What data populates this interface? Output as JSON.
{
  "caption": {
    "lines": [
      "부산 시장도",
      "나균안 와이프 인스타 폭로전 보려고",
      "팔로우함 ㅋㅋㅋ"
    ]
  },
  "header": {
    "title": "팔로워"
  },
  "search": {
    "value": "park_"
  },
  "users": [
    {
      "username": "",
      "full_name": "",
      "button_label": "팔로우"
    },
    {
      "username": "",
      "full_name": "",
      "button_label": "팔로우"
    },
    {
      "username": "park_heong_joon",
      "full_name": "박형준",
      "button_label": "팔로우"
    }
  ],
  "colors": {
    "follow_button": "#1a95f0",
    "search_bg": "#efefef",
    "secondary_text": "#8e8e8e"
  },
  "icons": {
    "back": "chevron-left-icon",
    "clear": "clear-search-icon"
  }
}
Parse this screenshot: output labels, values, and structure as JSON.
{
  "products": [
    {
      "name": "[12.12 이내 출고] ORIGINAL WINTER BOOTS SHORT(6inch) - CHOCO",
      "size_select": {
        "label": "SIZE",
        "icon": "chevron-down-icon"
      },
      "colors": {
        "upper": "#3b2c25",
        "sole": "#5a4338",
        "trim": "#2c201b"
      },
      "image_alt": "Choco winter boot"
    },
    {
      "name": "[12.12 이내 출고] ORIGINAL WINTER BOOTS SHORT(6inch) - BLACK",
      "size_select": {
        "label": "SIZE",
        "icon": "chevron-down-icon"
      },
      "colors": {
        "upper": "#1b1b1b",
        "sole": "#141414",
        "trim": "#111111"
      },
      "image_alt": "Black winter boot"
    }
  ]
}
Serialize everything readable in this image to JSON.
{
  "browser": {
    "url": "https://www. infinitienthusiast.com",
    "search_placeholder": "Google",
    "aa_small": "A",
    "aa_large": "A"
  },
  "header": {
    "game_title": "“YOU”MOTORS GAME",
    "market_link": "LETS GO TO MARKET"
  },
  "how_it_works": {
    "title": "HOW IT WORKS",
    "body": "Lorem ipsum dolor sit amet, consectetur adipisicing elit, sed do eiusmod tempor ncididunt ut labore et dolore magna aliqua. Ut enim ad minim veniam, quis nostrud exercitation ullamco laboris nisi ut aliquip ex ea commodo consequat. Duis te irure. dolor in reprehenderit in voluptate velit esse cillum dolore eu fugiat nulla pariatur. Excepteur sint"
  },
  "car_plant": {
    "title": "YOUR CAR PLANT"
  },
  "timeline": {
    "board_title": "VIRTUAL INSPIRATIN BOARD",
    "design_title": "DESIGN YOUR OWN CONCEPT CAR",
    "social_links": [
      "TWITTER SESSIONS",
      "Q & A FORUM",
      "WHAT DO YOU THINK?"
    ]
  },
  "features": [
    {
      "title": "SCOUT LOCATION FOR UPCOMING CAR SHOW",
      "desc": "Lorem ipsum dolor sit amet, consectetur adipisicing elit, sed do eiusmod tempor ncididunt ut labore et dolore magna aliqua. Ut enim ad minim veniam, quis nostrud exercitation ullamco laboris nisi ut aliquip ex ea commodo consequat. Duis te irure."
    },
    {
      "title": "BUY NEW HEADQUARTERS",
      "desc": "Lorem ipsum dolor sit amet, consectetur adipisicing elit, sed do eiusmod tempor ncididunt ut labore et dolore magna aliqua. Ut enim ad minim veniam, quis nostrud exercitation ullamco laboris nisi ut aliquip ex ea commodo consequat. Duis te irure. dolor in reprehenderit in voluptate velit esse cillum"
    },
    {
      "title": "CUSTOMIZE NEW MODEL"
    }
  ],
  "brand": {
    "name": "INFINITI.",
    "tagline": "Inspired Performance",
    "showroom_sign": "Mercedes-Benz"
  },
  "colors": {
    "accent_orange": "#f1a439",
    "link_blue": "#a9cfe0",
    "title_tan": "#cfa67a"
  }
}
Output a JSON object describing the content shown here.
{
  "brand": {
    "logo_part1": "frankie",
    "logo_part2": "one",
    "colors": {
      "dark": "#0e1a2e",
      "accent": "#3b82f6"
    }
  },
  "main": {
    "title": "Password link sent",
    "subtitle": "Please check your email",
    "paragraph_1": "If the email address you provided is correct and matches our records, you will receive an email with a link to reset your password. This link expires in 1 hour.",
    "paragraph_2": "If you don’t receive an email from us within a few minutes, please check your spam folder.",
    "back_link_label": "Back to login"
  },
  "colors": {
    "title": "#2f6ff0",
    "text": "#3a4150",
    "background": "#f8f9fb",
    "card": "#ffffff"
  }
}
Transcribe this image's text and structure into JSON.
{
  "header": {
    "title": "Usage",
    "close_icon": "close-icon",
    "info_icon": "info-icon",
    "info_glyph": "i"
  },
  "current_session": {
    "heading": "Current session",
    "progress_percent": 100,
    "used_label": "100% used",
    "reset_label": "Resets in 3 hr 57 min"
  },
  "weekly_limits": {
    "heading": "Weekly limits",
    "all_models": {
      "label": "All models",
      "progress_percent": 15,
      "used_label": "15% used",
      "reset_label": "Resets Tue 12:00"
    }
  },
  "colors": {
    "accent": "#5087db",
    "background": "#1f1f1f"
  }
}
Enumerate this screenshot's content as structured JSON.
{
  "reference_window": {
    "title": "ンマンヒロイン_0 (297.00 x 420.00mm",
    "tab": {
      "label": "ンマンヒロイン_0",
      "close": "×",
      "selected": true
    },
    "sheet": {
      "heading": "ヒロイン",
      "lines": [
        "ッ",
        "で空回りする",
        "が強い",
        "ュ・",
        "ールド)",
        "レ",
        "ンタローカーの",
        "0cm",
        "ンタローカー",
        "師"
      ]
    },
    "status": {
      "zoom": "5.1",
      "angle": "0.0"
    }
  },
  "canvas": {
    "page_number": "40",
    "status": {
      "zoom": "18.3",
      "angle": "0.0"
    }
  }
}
════════════════
Print every record above exactly as written.

What data populates this interface? Output as JSON.
{
  "caption": {
    "lines": [
      "부산 시장도",
      "나균안 와이프 인스타 폭로전 보려고",
      "팔로우함 ㅋㅋㅋ"
    ]
  },
  "header": {
    "title": "팔로워"
  },
  "search": {
    "value": "park_"
  },
  "users": [
    {
      "username": "",
      "full_name": "",
      "button_label": "팔로우"
    },
    {
      "username": "",
      "full_name": "",
      "button_label": "팔로우"
    },
    {
      "username": "park_heong_joon",
      "full_name": "박형준",
      "button_label": "팔로우"
    }
  ],
  "colors": {
    "follow_button": "#1a95f0",
    "search_bg": "#efefef",
    "secondary_text": "#8e8e8e"
  },
  "icons": {
    "back": "chevron-left-icon",
    "clear": "clear-search-icon"
  }
}
Parse this screenshot: output labels, values, and structure as JSON.
{
  "products": [
    {
      "name": "[12.12 이내 출고] ORIGINAL WINTER BOOTS SHORT(6inch) - CHOCO",
      "size_select": {
        "label": "SIZE",
        "icon": "chevron-down-icon"
      },
      "colors": {
        "upper": "#3b2c25",
        "sole": "#5a4338",
        "trim": "#2c201b"
      },
      "image_alt": "Choco winter boot"
    },
    {
      "name": "[12.12 이내 출고] ORIGINAL WINTER BOOTS SHORT(6inch) - BLACK",
      "size_select": {
        "label": "SIZE",
        "icon": "chevron-down-icon"
      },
      "colors": {
        "upper": "#1b1b1b",
        "sole": "#141414",
        "trim": "#111111"
      },
      "image_alt": "Black winter boot"
    }
  ]
}
Serialize everything readable in this image to JSON.
{
  "browser": {
    "url": "https://www. infinitienthusiast.com",
    "search_placeholder": "Google",
    "aa_small": "A",
    "aa_large": "A"
  },
  "header": {
    "game_title": "“YOU”MOTORS GAME",
    "market_link": "LETS GO TO MARKET"
  },
  "how_it_works": {
    "title": "HOW IT WORKS",
    "body": "Lorem ipsum dolor sit amet, consectetur adipisicing elit, sed do eiusmod tempor ncididunt ut labore et dolore magna aliqua. Ut enim ad minim veniam, quis nostrud exercitation ullamco laboris nisi ut aliquip ex ea commodo consequat. Duis te irure. dolor in reprehenderit in voluptate velit esse cillum dolore eu fugiat nulla pariatur. Excepteur sint"
  },
  "car_plant": {
    "title": "YOUR CAR PLANT"
  },
  "timeline": {
    "board_title": "VIRTUAL INSPIRATIN BOARD",
    "design_title": "DESIGN YOUR OWN CONCEPT CAR",
    "social_links": [
      "TWITTER SESSIONS",
      "Q & A FORUM",
      "WHAT DO YOU THINK?"
    ]
  },
  "features": [
    {
      "title": "SCOUT LOCATION FOR UPCOMING CAR SHOW",
      "desc": "Lorem ipsum dolor sit amet, consectetur adipisicing elit, sed do eiusmod tempor ncididunt ut labore et dolore magna aliqua. Ut enim ad minim veniam, quis nostrud exercitation ullamco laboris nisi ut aliquip ex ea commodo consequat. Duis te irure."
    },
    {
      "title": "BUY NEW HEADQUARTERS",
      "desc": "Lorem ipsum dolor sit amet, consectetur adipisicing elit, sed do eiusmod tempor ncididunt ut labore et dolore magna aliqua. Ut enim ad minim veniam, quis nostrud exercitation ullamco laboris nisi ut aliquip ex ea commodo consequat. Duis te irure. dolor in reprehenderit in voluptate velit esse cillum"
    },
    {
      "title": "CUSTOMIZE NEW MODEL"
    }
  ],
  "brand": {
    "name": "INFINITI.",
    "tagline": "Inspired Performance",
    "showroom_sign": "Mercedes-Benz"
  },
  "colors": {
    "accent_orange": "#f1a439",
    "link_blue": "#a9cfe0",
    "title_tan": "#cfa67a"
  }
}
Output a JSON object describing the content shown here.
{
  "brand": {
    "logo_part1": "frankie",
    "logo_part2": "one",
    "colors": {
      "dark": "#0e1a2e",
      "accent": "#3b82f6"
    }
  },
  "main": {
    "title": "Password link sent",
    "subtitle": "Please check your email",
    "paragraph_1": "If the email address you provided is correct and matches our records, you will receive an email with a link to reset your password. This link expires in 1 hour.",
    "paragraph_2": "If you don’t receive an email from us within a few minutes, please check your spam folder.",
    "back_link_label": "Back to login"
  },
  "colors": {
    "title": "#2f6ff0",
    "text": "#3a4150",
    "background": "#f8f9fb",
    "card": "#ffffff"
  }
}
Transcribe this image's text and structure into JSON.
{
  "header": {
    "title": "Usage",
    "close_icon": "close-icon",
    "info_icon": "info-icon",
    "info_glyph": "i"
  },
  "current_session": {
    "heading": "Current session",
    "progress_percent": 100,
    "used_label": "100% used",
    "reset_label": "Resets in 3 hr 57 min"
  },
  "weekly_limits": {
    "heading": "Weekly limits",
    "all_models": {
      "label": "All models",
      "progress_percent": 15,
      "used_label": "15% used",
      "reset_label": "Resets Tue 12:00"
    }
  },
  "colors": {
    "accent": "#5087db",
    "background": "#1f1f1f"
  }
}
Enumerate this screenshot's content as structured JSON.
{
  "reference_window": {
    "title": "ンマンヒロイン_0 (297.00 x 420.00mm",
    "tab": {
      "label": "ンマンヒロイン_0",
      "close": "×",
      "selected": true
    },
    "sheet": {
      "heading": "ヒロイン",
      "lines": [
        "ッ",
        "で空回りする",
        "が強い",
        "ュ・",
        "ールド)",
        "レ",
        "ンタローカーの",
        "0cm",
        "ンタローカー",
        "師"
      ]
    },
    "status": {
      "zoom": "5.1",
      "angle": "0.0"
    }
  },
  "canvas": {
    "page_number": "40",
    "status": {
      "zoom": "18.3",
      "angle": "0.0"
    }
  }
}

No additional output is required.